----- EXTRACTED INFORMATION

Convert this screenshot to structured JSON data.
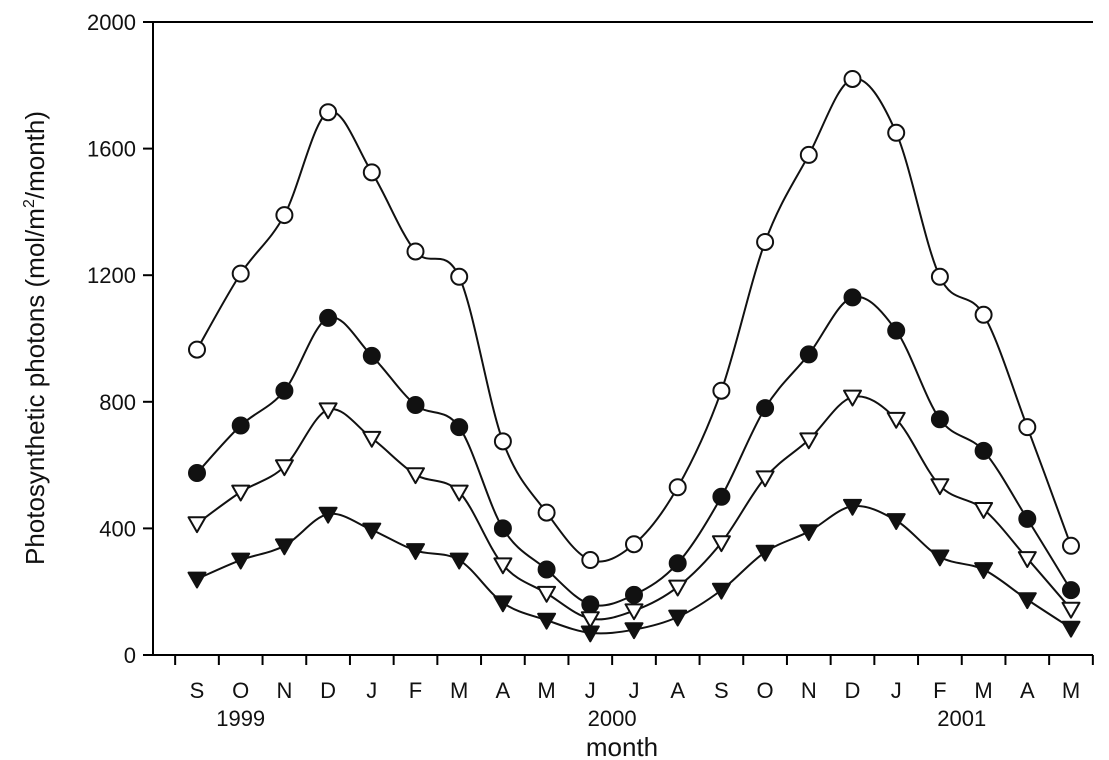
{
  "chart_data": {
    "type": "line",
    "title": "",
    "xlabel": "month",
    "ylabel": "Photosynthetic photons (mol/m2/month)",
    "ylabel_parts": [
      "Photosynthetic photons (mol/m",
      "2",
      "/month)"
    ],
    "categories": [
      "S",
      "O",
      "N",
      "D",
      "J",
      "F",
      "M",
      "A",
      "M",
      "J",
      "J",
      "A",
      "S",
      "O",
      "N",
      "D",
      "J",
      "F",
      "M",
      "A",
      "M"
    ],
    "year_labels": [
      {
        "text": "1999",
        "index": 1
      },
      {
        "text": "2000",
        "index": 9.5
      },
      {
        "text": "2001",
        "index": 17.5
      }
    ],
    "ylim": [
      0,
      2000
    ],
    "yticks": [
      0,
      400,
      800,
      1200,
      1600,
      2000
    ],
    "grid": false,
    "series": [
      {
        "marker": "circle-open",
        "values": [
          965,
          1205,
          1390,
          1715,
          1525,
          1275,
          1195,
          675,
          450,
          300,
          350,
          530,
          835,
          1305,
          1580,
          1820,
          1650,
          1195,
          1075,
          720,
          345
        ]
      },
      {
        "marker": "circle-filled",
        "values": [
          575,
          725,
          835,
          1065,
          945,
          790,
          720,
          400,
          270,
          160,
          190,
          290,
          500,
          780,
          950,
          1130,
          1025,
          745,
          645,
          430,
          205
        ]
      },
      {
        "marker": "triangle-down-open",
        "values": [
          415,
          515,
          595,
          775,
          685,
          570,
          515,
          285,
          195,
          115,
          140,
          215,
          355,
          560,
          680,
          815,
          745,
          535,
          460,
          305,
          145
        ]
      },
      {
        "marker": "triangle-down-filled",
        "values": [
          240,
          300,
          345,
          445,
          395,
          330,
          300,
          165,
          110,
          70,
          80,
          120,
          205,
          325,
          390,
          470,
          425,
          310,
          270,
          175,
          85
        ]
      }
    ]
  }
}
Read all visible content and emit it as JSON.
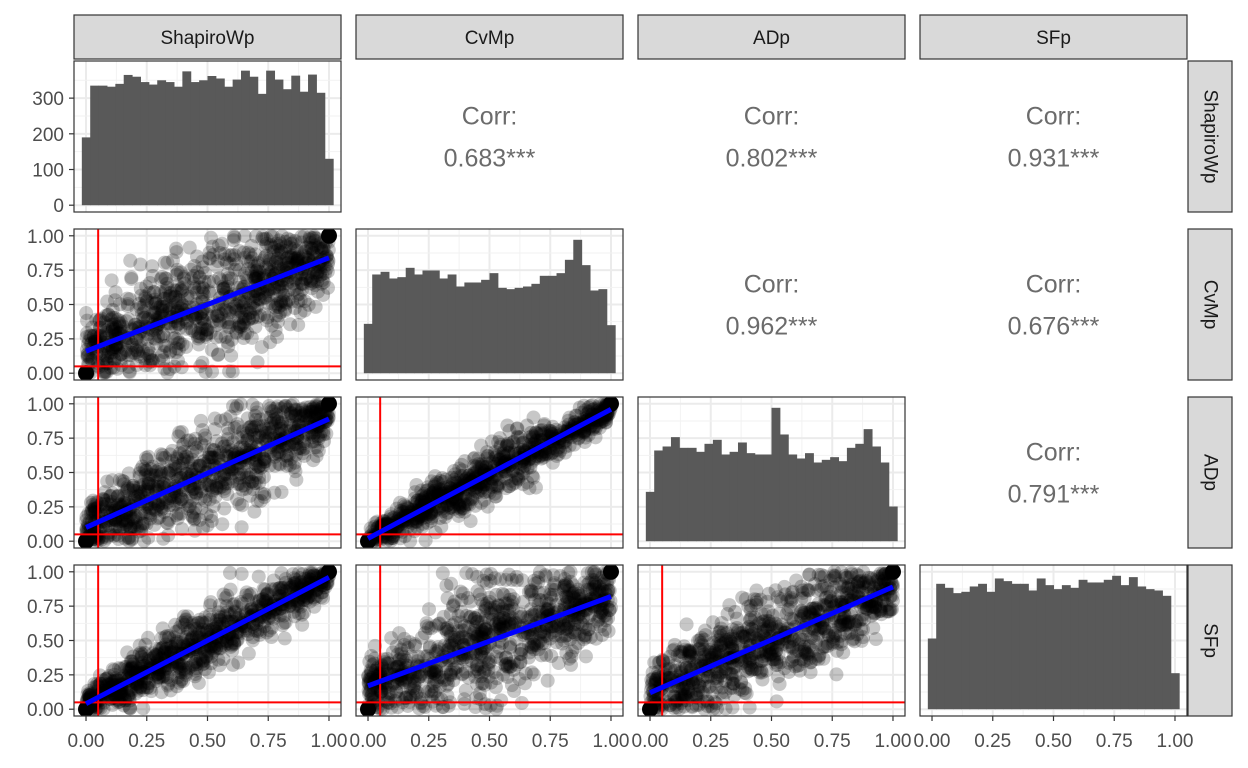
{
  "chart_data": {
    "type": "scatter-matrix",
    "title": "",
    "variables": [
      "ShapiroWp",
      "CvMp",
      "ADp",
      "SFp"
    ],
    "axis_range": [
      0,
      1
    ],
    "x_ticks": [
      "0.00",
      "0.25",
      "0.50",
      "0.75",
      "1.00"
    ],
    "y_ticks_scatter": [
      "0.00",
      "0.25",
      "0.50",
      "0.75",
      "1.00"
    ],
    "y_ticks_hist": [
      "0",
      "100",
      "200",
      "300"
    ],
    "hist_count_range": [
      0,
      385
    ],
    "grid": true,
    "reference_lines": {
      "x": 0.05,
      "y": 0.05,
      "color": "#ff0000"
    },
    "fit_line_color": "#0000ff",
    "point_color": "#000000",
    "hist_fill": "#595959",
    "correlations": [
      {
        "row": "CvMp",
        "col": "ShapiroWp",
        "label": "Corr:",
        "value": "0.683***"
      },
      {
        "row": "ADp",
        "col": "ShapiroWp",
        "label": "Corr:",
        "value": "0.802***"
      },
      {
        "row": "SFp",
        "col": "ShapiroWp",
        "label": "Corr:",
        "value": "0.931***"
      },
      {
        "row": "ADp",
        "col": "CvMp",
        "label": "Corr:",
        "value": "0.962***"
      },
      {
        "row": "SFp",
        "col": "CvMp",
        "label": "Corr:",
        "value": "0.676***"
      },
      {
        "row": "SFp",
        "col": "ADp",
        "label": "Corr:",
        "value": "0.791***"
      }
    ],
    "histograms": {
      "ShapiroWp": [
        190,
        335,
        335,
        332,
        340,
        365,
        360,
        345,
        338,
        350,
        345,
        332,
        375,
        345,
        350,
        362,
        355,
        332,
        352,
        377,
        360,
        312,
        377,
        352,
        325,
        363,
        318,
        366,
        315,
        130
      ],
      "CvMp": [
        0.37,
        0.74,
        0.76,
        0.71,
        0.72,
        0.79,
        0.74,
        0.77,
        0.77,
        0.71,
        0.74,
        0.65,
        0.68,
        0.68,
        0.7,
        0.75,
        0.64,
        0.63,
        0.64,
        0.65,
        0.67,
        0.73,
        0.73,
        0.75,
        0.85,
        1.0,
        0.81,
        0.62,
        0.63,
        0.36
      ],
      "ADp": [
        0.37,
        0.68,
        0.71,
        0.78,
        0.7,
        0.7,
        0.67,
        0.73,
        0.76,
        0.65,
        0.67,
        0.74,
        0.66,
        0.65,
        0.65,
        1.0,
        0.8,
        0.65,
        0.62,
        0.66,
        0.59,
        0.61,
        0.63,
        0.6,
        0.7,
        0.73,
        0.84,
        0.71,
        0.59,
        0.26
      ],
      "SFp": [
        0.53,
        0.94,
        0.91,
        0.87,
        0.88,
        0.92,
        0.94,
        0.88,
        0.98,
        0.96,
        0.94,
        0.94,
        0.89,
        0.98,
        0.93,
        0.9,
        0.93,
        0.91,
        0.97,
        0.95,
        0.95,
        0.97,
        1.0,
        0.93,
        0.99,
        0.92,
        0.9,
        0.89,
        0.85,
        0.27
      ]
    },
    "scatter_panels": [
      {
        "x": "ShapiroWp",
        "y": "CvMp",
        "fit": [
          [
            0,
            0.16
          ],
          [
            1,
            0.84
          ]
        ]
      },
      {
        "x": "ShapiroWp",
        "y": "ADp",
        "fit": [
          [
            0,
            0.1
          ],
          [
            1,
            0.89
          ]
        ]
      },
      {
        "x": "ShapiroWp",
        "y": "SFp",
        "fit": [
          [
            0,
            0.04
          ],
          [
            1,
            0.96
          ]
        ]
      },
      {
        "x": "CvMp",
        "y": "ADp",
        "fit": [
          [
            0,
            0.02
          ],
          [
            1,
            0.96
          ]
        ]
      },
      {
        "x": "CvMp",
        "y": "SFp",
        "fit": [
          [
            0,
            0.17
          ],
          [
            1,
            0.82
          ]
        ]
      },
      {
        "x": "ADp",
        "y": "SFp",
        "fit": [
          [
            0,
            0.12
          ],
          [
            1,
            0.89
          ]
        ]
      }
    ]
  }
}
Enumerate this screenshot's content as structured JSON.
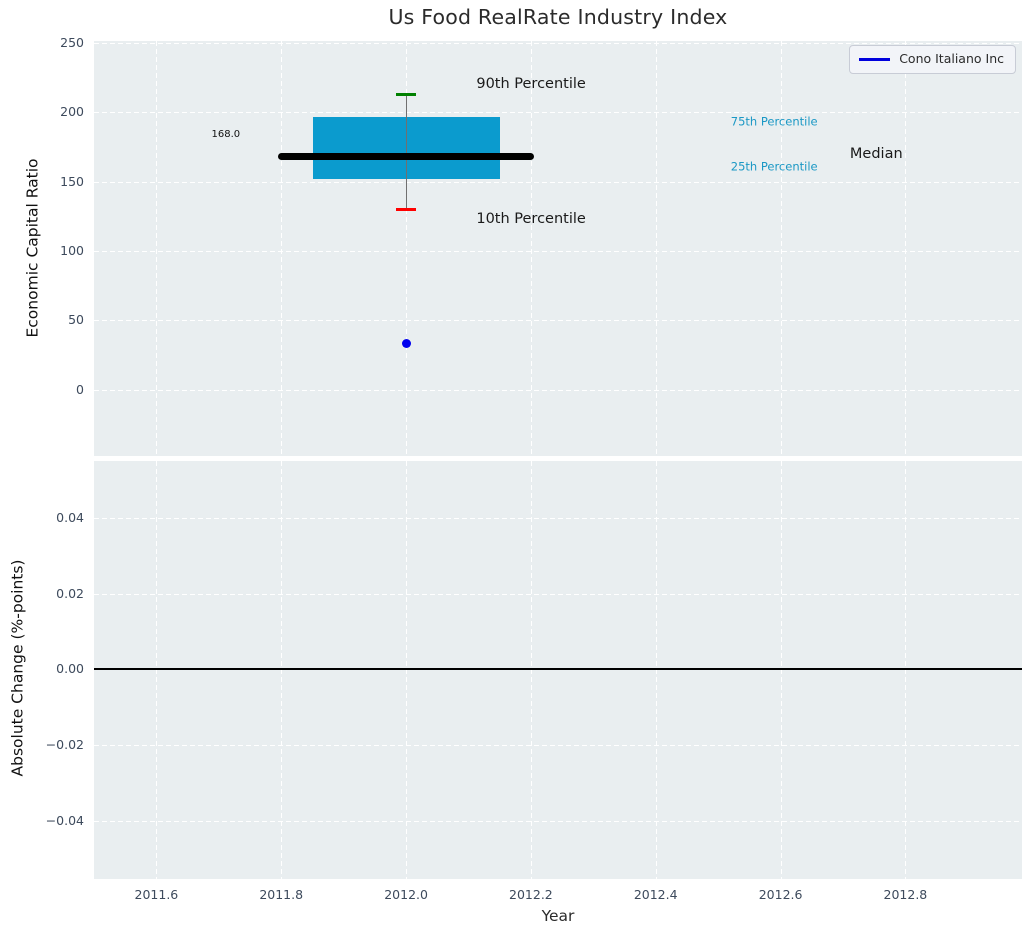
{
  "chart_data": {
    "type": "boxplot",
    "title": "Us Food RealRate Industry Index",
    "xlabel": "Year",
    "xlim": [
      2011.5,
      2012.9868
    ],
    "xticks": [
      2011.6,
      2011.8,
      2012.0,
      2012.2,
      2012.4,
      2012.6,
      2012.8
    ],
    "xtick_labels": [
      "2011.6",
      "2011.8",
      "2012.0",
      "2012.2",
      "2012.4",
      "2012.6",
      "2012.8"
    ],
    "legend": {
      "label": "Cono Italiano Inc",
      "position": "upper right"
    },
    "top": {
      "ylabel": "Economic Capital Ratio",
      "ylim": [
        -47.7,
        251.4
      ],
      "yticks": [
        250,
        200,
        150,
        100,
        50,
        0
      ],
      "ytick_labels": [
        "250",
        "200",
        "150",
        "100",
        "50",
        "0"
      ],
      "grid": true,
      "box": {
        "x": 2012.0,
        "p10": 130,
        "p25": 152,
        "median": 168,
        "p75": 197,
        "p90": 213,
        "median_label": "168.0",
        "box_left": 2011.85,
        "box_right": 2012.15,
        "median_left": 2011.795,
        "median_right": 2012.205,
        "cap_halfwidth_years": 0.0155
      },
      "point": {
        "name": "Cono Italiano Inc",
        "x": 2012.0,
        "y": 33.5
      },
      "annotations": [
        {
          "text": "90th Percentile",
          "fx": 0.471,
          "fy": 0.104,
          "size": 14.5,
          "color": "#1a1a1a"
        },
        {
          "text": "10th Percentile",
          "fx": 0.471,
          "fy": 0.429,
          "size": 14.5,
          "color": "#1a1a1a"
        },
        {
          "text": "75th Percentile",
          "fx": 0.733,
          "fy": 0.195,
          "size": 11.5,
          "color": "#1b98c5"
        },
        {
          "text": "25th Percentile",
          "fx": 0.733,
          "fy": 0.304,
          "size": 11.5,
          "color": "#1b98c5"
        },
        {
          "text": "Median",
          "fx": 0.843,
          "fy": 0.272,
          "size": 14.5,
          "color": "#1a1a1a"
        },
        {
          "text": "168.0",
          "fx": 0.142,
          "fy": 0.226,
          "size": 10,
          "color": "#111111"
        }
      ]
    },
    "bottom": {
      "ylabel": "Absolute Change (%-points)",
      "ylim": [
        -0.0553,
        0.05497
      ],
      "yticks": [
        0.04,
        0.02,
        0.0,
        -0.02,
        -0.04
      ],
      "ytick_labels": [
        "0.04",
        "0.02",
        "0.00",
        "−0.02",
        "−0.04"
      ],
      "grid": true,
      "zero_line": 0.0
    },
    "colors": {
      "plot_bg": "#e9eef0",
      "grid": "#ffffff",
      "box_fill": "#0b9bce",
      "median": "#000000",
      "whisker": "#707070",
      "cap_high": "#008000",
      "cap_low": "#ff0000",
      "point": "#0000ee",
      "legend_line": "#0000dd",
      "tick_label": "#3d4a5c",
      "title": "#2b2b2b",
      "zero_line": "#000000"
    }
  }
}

----------

--- EXERCISE ---
From the data above, copy each line where the string "down" appears.

--- OUTPUT FOR THIS EXERCISE ---
        "marker": "triangle-down-open",
        "marker": "triangle-down-filled",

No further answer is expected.